What is expected:
Reproduce the records below in full and exactly, without their images.

===== Data

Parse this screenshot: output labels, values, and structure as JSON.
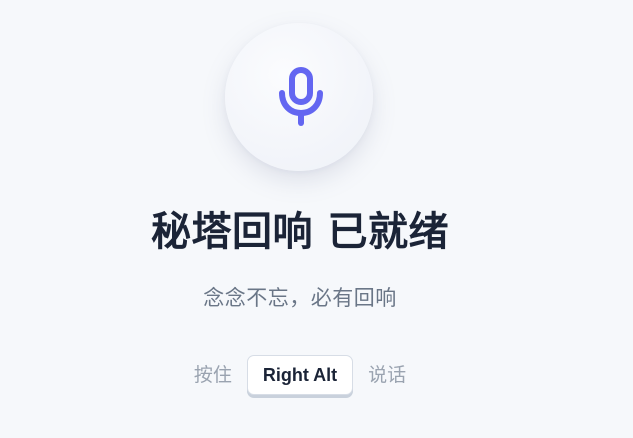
{
  "status": {
    "title": "秘塔回响 已就绪",
    "subtitle": "念念不忘，必有回响"
  },
  "hotkey": {
    "prefix": "按住",
    "key": "Right Alt",
    "suffix": "说话"
  },
  "icons": {
    "mic": "microphone-icon"
  },
  "colors": {
    "accent": "#6366f1",
    "background": "#f6f8fb",
    "title": "#1b2437",
    "subtitle": "#6a7687",
    "hint": "#9aa3b0"
  }
}
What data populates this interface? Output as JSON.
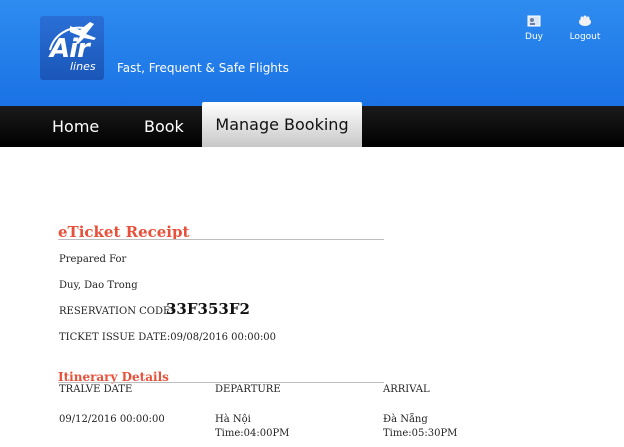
{
  "header": {
    "logo_text": "Air",
    "logo_sub": "lines",
    "tagline": "Fast, Frequent & Safe Flights",
    "user_label": "Duy",
    "logout_label": "Logout"
  },
  "nav": {
    "items": [
      "Home",
      "Book",
      "Manage Booking"
    ],
    "active": "Manage Booking"
  },
  "receipt": {
    "title": "eTicket Receipt",
    "prepared_for_label": "Prepared For",
    "passenger_name": "Duy, Dao Trong",
    "reservation_label": "RESERVATION CODE:",
    "reservation_code": "33F353F2",
    "issue_date": "TICKET ISSUE DATE:09/08/2016 00:00:00"
  },
  "itinerary": {
    "title": "Itinerary Details",
    "headers": [
      "TRALVE DATE",
      "DEPARTURE",
      "ARRIVAL"
    ],
    "row": {
      "date": "09/12/2016 00:00:00",
      "departure_city": "Hà Nội",
      "departure_time": "Time:04:00PM",
      "arrival_city": "Đà Nẵng",
      "arrival_time": "Time:05:30PM"
    }
  },
  "colors": {
    "header_blue": "#1a72e4",
    "accent": "#e9503a",
    "nav_bg": "#000000"
  },
  "icons": [
    "airplane-icon",
    "user-icon",
    "logout-icon"
  ]
}
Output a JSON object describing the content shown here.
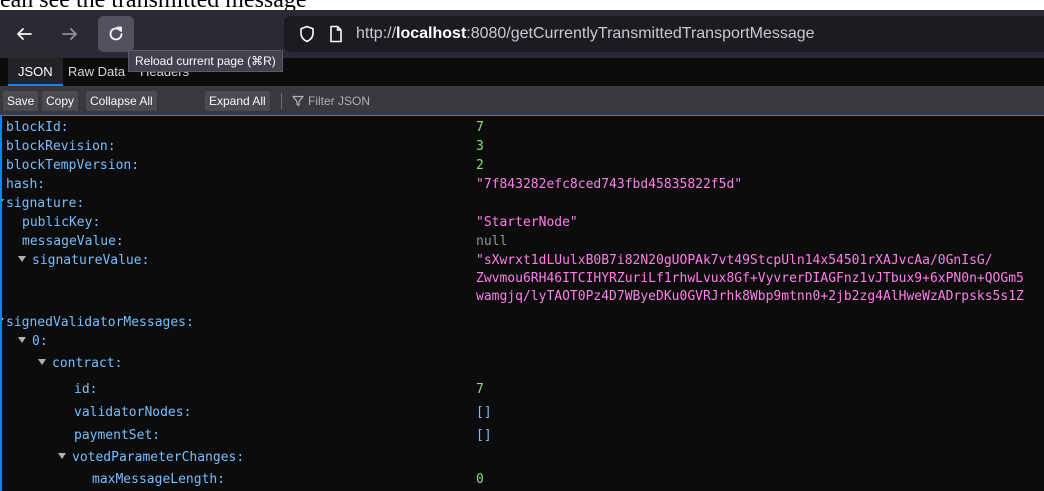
{
  "caption": "ean see the transmitted message",
  "browser": {
    "url_host": "localhost",
    "url_prefix": "http://",
    "url_rest": ":8080/getCurrentlyTransmittedTransportMessage",
    "tooltip": "Reload current page (⌘R)"
  },
  "viewer": {
    "tabs": [
      "JSON",
      "Raw Data",
      "Headers"
    ],
    "toolbar": {
      "save": "Save",
      "copy": "Copy",
      "collapse_all": "Collapse All",
      "expand_all": "Expand All",
      "filter_placeholder": "Filter JSON"
    }
  },
  "tree": {
    "blockId": {
      "key": "blockId:",
      "value": "7"
    },
    "blockRevision": {
      "key": "blockRevision:",
      "value": "3"
    },
    "blockTempVersion": {
      "key": "blockTempVersion:",
      "value": "2"
    },
    "hash": {
      "key": "hash:",
      "value": "\"7f843282efc8ced743fbd45835822f5d\""
    },
    "signature": {
      "key": "signature:"
    },
    "publicKey": {
      "key": "publicKey:",
      "value": "\"StarterNode\""
    },
    "messageValue": {
      "key": "messageValue:",
      "value": "null"
    },
    "signatureValue": {
      "key": "signatureValue:",
      "lines": [
        "\"sXwrxt1dLUulxB0B7i82N20gUOPAk7vt49StcpUln14x54501rXAJvcAa/0GnIsG/",
        "Zwvmou6RH46ITCIHYRZuriLf1rhwLvux8Gf+VyvrerDIAGFnz1vJTbux9+6xPN0n+QOGm5",
        "wamgjq/lyTAOT0Pz4D7WByeDKu0GVRJrhk8Wbp9mtnn0+2jb2zg4AlHweWzADrpsks5s1Z"
      ]
    },
    "signedValidatorMessages": {
      "key": "signedValidatorMessages:"
    },
    "index0": {
      "key": "0:"
    },
    "contract": {
      "key": "contract:"
    },
    "id": {
      "key": "id:",
      "value": "7"
    },
    "validatorNodes": {
      "key": "validatorNodes:",
      "value": "[]"
    },
    "paymentSet": {
      "key": "paymentSet:",
      "value": "[]"
    },
    "votedParameterChanges": {
      "key": "votedParameterChanges:"
    },
    "maxMessageLength": {
      "key": "maxMessageLength:",
      "value": "0"
    }
  }
}
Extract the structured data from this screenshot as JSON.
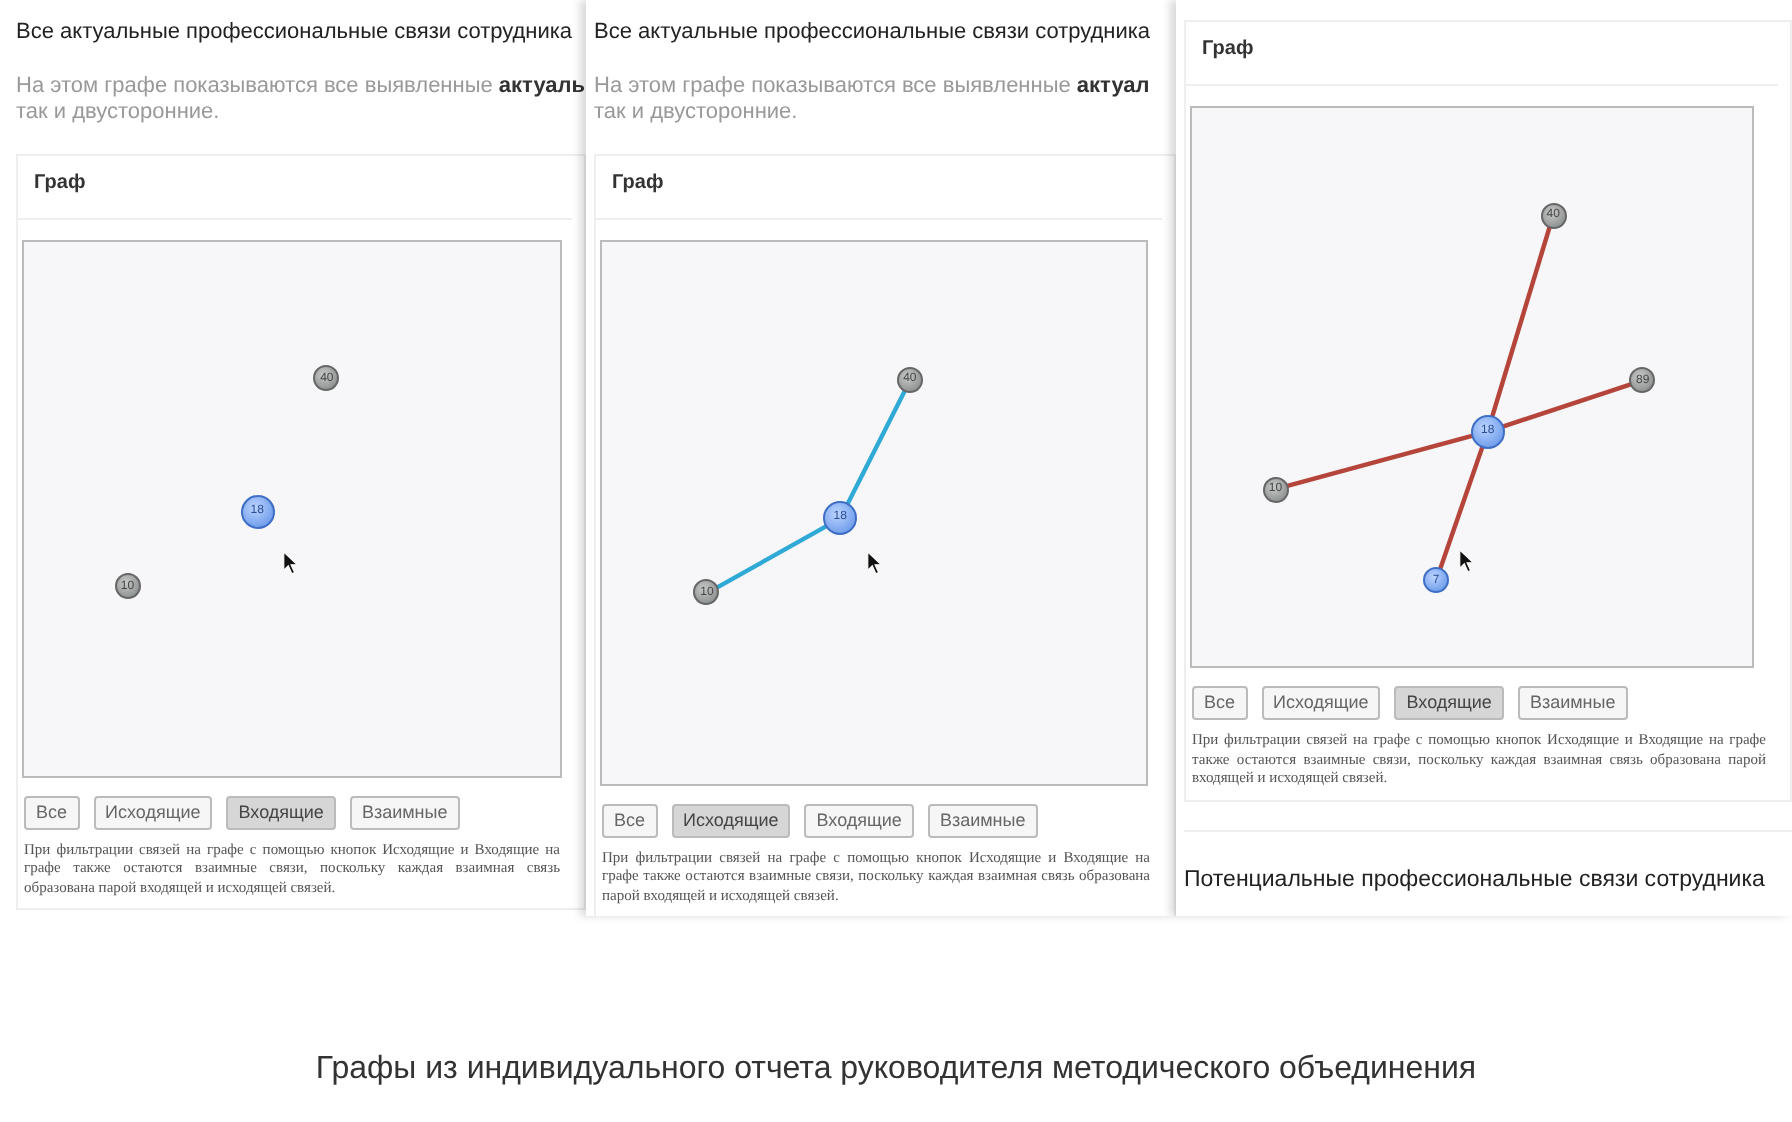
{
  "panels": [
    {
      "title": "Все актуальные профессиональные связи сотрудника",
      "description": "На этом графе показываются все выявленные **актуаль**",
      "description_line2": "так и двусторонние.",
      "card_title": "Граф",
      "nodes": [
        {
          "label": "18",
          "kind": "center"
        },
        {
          "label": "40",
          "kind": "other"
        },
        {
          "label": "10",
          "kind": "other"
        }
      ],
      "buttons": [
        {
          "label": "Все",
          "selected": false
        },
        {
          "label": "Исходящие",
          "selected": false
        },
        {
          "label": "Входящие",
          "selected": true
        },
        {
          "label": "Взаимные",
          "selected": false
        }
      ],
      "note": "При фильтрации связей на графе с помощью кнопок Исходящие и Входящие на графе также остаются взаимные связи, поскольку каждая взаимная связь образована парой входящей и исходящей связей."
    },
    {
      "title": "Все актуальные профессиональные связи сотрудника",
      "description": "На этом графе показываются все выявленные **актуал**",
      "description_line2": "так и двусторонние.",
      "card_title": "Граф",
      "nodes": [
        {
          "label": "18",
          "kind": "center"
        },
        {
          "label": "40",
          "kind": "other"
        },
        {
          "label": "10",
          "kind": "other"
        }
      ],
      "edges": [
        {
          "color": "#2fa9d6"
        },
        {
          "color": "#2fa9d6"
        }
      ],
      "buttons": [
        {
          "label": "Все",
          "selected": false
        },
        {
          "label": "Исходящие",
          "selected": true
        },
        {
          "label": "Входящие",
          "selected": false
        },
        {
          "label": "Взаимные",
          "selected": false
        }
      ],
      "note": "При фильтрации связей на графе с помощью кнопок Исходящие и Входящие на графе также остаются взаимные связи, поскольку каждая взаимная связь образована парой входящей и исходящей связей."
    },
    {
      "card_title": "Граф",
      "nodes": [
        {
          "label": "18",
          "kind": "center"
        },
        {
          "label": "40",
          "kind": "other"
        },
        {
          "label": "89",
          "kind": "other"
        },
        {
          "label": "10",
          "kind": "other"
        },
        {
          "label": "7",
          "kind": "small_center"
        }
      ],
      "edges": [
        {
          "color": "#b5453a"
        },
        {
          "color": "#b5453a"
        },
        {
          "color": "#b5453a"
        },
        {
          "color": "#b5453a"
        }
      ],
      "buttons": [
        {
          "label": "Все",
          "selected": false
        },
        {
          "label": "Исходящие",
          "selected": false
        },
        {
          "label": "Входящие",
          "selected": true
        },
        {
          "label": "Взаимные",
          "selected": false
        }
      ],
      "note": "При фильтрации связей на графе с помощью кнопок Исходящие и Входящие на графе также остаются взаимные связи, поскольку каждая взаимная связь образована парой входящей и исходящей связей.",
      "footer_heading": "Потенциальные профессиональные связи сотрудника"
    }
  ],
  "caption": "Графы из индивидуального отчета руководителя методического объединения"
}
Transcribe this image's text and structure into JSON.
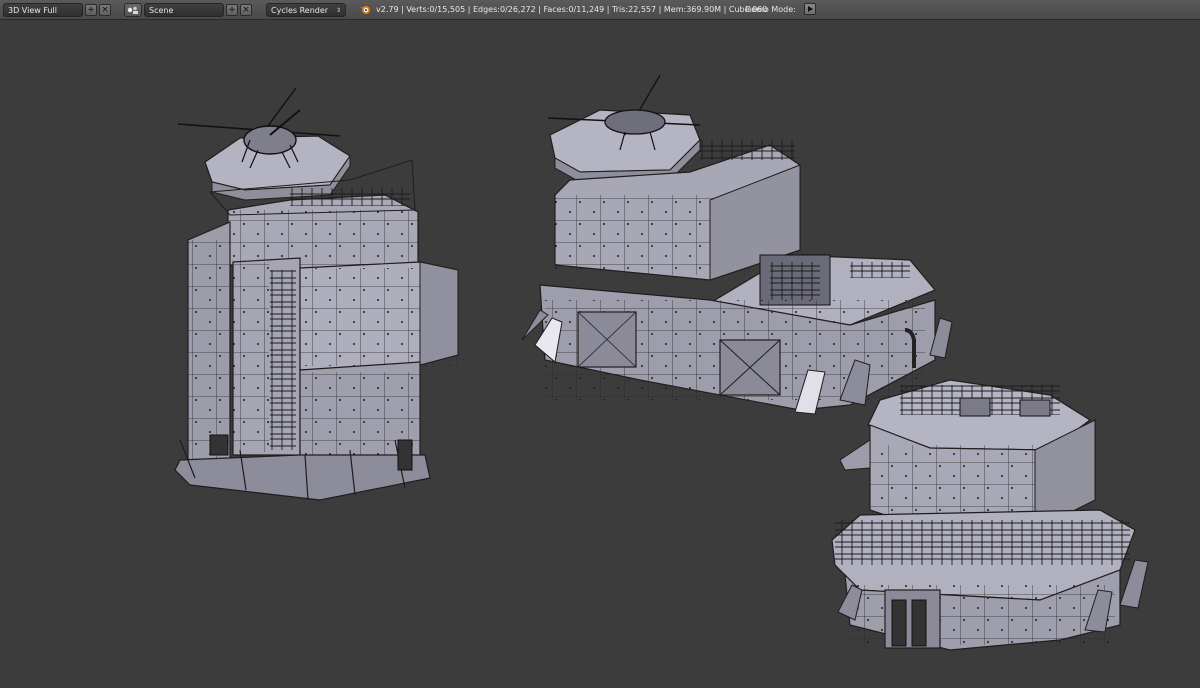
{
  "header": {
    "screen_layout": {
      "value": "3D View Full",
      "icon": "screen-layout-icon"
    },
    "scene": {
      "value": "Scene",
      "icon": "scene-icon"
    },
    "render_engine": {
      "value": "Cycles Render",
      "icon": "updown-arrows-icon"
    },
    "blender_logo_icon": "blender-logo-icon",
    "stats": "v2.79 | Verts:0/15,505 | Edges:0/26,272 | Faces:0/11,249 | Tris:22,557 | Mem:369.90M | Cube.060",
    "demo_mode_label": "Demo Mode:",
    "play_icon": "play-icon",
    "add_icon": "plus-icon",
    "close_icon": "x-icon"
  },
  "colors": {
    "header_bg": "#4d4d4d",
    "viewport_bg": "#3c3c3c",
    "mesh_face": "#a9a9b8",
    "mesh_wire": "#1e1e1e",
    "accent_orange": "#e87d0d"
  }
}
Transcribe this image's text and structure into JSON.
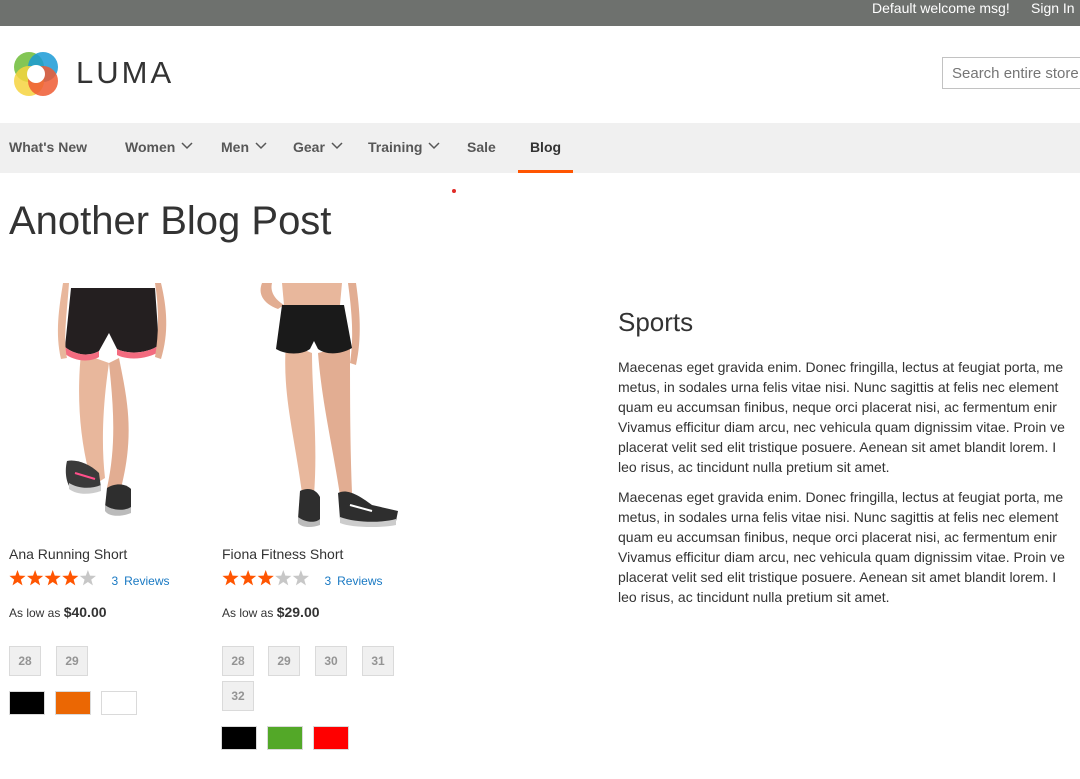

==========

Answer for this exercise:
Parse this screenshot: output labels, values, and structure as JSON.
{
  "status": {
    "title": "秘塔回响 已就绪",
    "subtitle": "念念不忘，必有回响"
  },
  "hotkey": {
    "prefix": "按住",
    "key": "Right Alt",
    "suffix": "说话"
  },
  "icons": {
    "mic": "microphone-icon"
  },
  "colors": {
    "accent": "#6366f1",
    "background": "#f6f8fb",
    "title": "#1b2437",
    "subtitle": "#6a7687",
    "hint": "#9aa3b0"
  }
}
What data populates this interface? Output as JSON.
{
  "header": {
    "logo_text": "Air",
    "logo_sub": "lines",
    "tagline": "Fast, Frequent & Safe Flights",
    "user_label": "Duy",
    "logout_label": "Logout"
  },
  "nav": {
    "items": [
      "Home",
      "Book",
      "Manage Booking"
    ],
    "active": "Manage Booking"
  },
  "receipt": {
    "title": "eTicket Receipt",
    "prepared_for_label": "Prepared For",
    "passenger_name": "Duy, Dao Trong",
    "reservation_label": "RESERVATION CODE:",
    "reservation_code": "33F353F2",
    "issue_date": "TICKET ISSUE DATE:09/08/2016 00:00:00"
  },
  "itinerary": {
    "title": "Itinerary Details",
    "headers": [
      "TRALVE DATE",
      "DEPARTURE",
      "ARRIVAL"
    ],
    "row": {
      "date": "09/12/2016 00:00:00",
      "departure_city": "Hà Nội",
      "departure_time": "Time:04:00PM",
      "arrival_city": "Đà Nẵng",
      "arrival_time": "Time:05:30PM"
    }
  },
  "colors": {
    "header_blue": "#1a72e4",
    "accent": "#e9503a",
    "nav_bg": "#000000"
  },
  "icons": [
    "airplane-icon",
    "user-icon",
    "logout-icon"
  ]
}
Output a JSON object describing the content shown here.
{
  "caption": "ean see the transmitted message",
  "browser": {
    "url_host": "localhost",
    "url_prefix": "http://",
    "url_rest": ":8080/getCurrentlyTransmittedTransportMessage",
    "tooltip": "Reload current page (⌘R)"
  },
  "viewer": {
    "tabs": [
      "JSON",
      "Raw Data",
      "Headers"
    ],
    "toolbar": {
      "save": "Save",
      "copy": "Copy",
      "collapse_all": "Collapse All",
      "expand_all": "Expand All",
      "filter_placeholder": "Filter JSON"
    }
  },
  "tree": {
    "blockId": {
      "key": "blockId:",
      "value": "7"
    },
    "blockRevision": {
      "key": "blockRevision:",
      "value": "3"
    },
    "blockTempVersion": {
      "key": "blockTempVersion:",
      "value": "2"
    },
    "hash": {
      "key": "hash:",
      "value": "\"7f843282efc8ced743fbd45835822f5d\""
    },
    "signature": {
      "key": "signature:"
    },
    "publicKey": {
      "key": "publicKey:",
      "value": "\"StarterNode\""
    },
    "messageValue": {
      "key": "messageValue:",
      "value": "null"
    },
    "signatureValue": {
      "key": "signatureValue:",
      "lines": [
        "\"sXwrxt1dLUulxB0B7i82N20gUOPAk7vt49StcpUln14x54501rXAJvcAa/0GnIsG/",
        "Zwvmou6RH46ITCIHYRZuriLf1rhwLvux8Gf+VyvrerDIAGFnz1vJTbux9+6xPN0n+QOGm5",
        "wamgjq/lyTAOT0Pz4D7WByeDKu0GVRJrhk8Wbp9mtnn0+2jb2zg4AlHweWzADrpsks5s1Z"
      ]
    },
    "signedValidatorMessages": {
      "key": "signedValidatorMessages:"
    },
    "index0": {
      "key": "0:"
    },
    "contract": {
      "key": "contract:"
    },
    "id": {
      "key": "id:",
      "value": "7"
    },
    "validatorNodes": {
      "key": "validatorNodes:",
      "value": "[]"
    },
    "paymentSet": {
      "key": "paymentSet:",
      "value": "[]"
    },
    "votedParameterChanges": {
      "key": "votedParameterChanges:"
    },
    "maxMessageLength": {
      "key": "maxMessageLength:",
      "value": "0"
    }
  }
}
Extract the structured data from this screenshot as JSON.
{
  "panels": [
    {
      "title": "Все актуальные профессиональные связи сотрудника",
      "description": "На этом графе показываются все выявленные **актуаль**",
      "description_line2": "так и двусторонние.",
      "card_title": "Граф",
      "nodes": [
        {
          "label": "18",
          "kind": "center"
        },
        {
          "label": "40",
          "kind": "other"
        },
        {
          "label": "10",
          "kind": "other"
        }
      ],
      "buttons": [
        {
          "label": "Все",
          "selected": false
        },
        {
          "label": "Исходящие",
          "selected": false
        },
        {
          "label": "Входящие",
          "selected": true
        },
        {
          "label": "Взаимные",
          "selected": false
        }
      ],
      "note": "При фильтрации связей на графе с помощью кнопок Исходящие и Входящие на графе также остаются взаимные связи, поскольку каждая взаимная связь образована парой входящей и исходящей связей."
    },
    {
      "title": "Все актуальные профессиональные связи сотрудника",
      "description": "На этом графе показываются все выявленные **актуал**",
      "description_line2": "так и двусторонние.",
      "card_title": "Граф",
      "nodes": [
        {
          "label": "18",
          "kind": "center"
        },
        {
          "label": "40",
          "kind": "other"
        },
        {
          "label": "10",
          "kind": "other"
        }
      ],
      "edges": [
        {
          "color": "#2fa9d6"
        },
        {
          "color": "#2fa9d6"
        }
      ],
      "buttons": [
        {
          "label": "Все",
          "selected": false
        },
        {
          "label": "Исходящие",
          "selected": true
        },
        {
          "label": "Входящие",
          "selected": false
        },
        {
          "label": "Взаимные",
          "selected": false
        }
      ],
      "note": "При фильтрации связей на графе с помощью кнопок Исходящие и Входящие на графе также остаются взаимные связи, поскольку каждая взаимная связь образована парой входящей и исходящей связей."
    },
    {
      "card_title": "Граф",
      "nodes": [
        {
          "label": "18",
          "kind": "center"
        },
        {
          "label": "40",
          "kind": "other"
        },
        {
          "label": "89",
          "kind": "other"
        },
        {
          "label": "10",
          "kind": "other"
        },
        {
          "label": "7",
          "kind": "small_center"
        }
      ],
      "edges": [
        {
          "color": "#b5453a"
        },
        {
          "color": "#b5453a"
        },
        {
          "color": "#b5453a"
        },
        {
          "color": "#b5453a"
        }
      ],
      "buttons": [
        {
          "label": "Все",
          "selected": false
        },
        {
          "label": "Исходящие",
          "selected": false
        },
        {
          "label": "Входящие",
          "selected": true
        },
        {
          "label": "Взаимные",
          "selected": false
        }
      ],
      "note": "При фильтрации связей на графе с помощью кнопок Исходящие и Входящие на графе также остаются взаимные связи, поскольку каждая взаимная связь образована парой входящей и исходящей связей.",
      "footer_heading": "Потенциальные профессиональные связи сотрудника"
    }
  ],
  "caption": "Графы из индивидуального отчета руководителя методического объединения"
}
Transcribe this image's text and structure into JSON.
{
  "header": {
    "screen_layout": {
      "value": "3D View Full",
      "icon": "screen-layout-icon"
    },
    "scene": {
      "value": "Scene",
      "icon": "scene-icon"
    },
    "render_engine": {
      "value": "Cycles Render",
      "icon": "updown-arrows-icon"
    },
    "blender_logo_icon": "blender-logo-icon",
    "stats": "v2.79 | Verts:0/15,505 | Edges:0/26,272 | Faces:0/11,249 | Tris:22,557 | Mem:369.90M | Cube.060",
    "demo_mode_label": "Demo Mode:",
    "play_icon": "play-icon",
    "add_icon": "plus-icon",
    "close_icon": "x-icon"
  },
  "colors": {
    "header_bg": "#4d4d4d",
    "viewport_bg": "#3c3c3c",
    "mesh_face": "#a9a9b8",
    "mesh_wire": "#1e1e1e",
    "accent_orange": "#e87d0d"
  }
}
Transcribe this image's text and structure into JSON.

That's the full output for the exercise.